§ **Required task**: Return all lines where the word "AnimosGes" can be found.
^^^^^^^^^^^^^^^^
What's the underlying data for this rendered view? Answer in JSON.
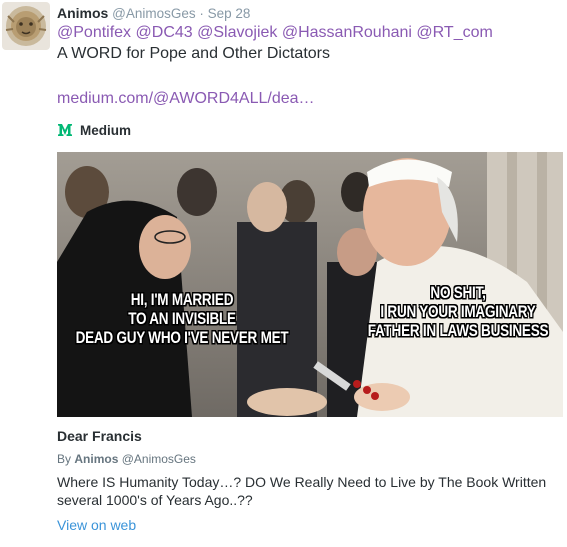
{
  "tweet": {
    "author_name": "Animos",
    "author_handle": "@AnimosGes",
    "separator": "·",
    "date": "Sep 28",
    "mentions": [
      "@Pontifex",
      "@DC43",
      "@Slavojiek",
      "@HassanRouhani",
      "@RT_com"
    ],
    "text": "A WORD for Pope and Other Dictators",
    "link": "medium.com/@AWORD4ALL/dea…",
    "colors": {
      "mention": "#8a5ab3",
      "link": "#8a5ab3",
      "muted": "#8899a6"
    }
  },
  "card": {
    "provider_icon": "medium-icon",
    "provider_name": "Medium",
    "image_caption_left": [
      "HI, I'M MARRIED",
      "TO AN INVISIBLE",
      "DEAD GUY WHO I'VE NEVER MET"
    ],
    "image_caption_right": [
      "NO SHIT,",
      "I RUN YOUR IMAGINARY",
      "FATHER IN LAWS BUSINESS"
    ],
    "title": "Dear Francis",
    "by_prefix": "By",
    "by_author": "Animos",
    "by_handle": "@AnimosGes",
    "description": "Where IS Humanity Today…? DO We Really Need to Live by The Book Written several 1000's of Years Ago..??",
    "view_link": "View on web",
    "colors": {
      "view_link": "#3b94d9",
      "medium_green": "#02b875"
    }
  }
}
^^^^^^^^^^^^^^^^
§ **Task answer**:
    "author_handle": "@AnimosGes",
    "by_handle": "@AnimosGes",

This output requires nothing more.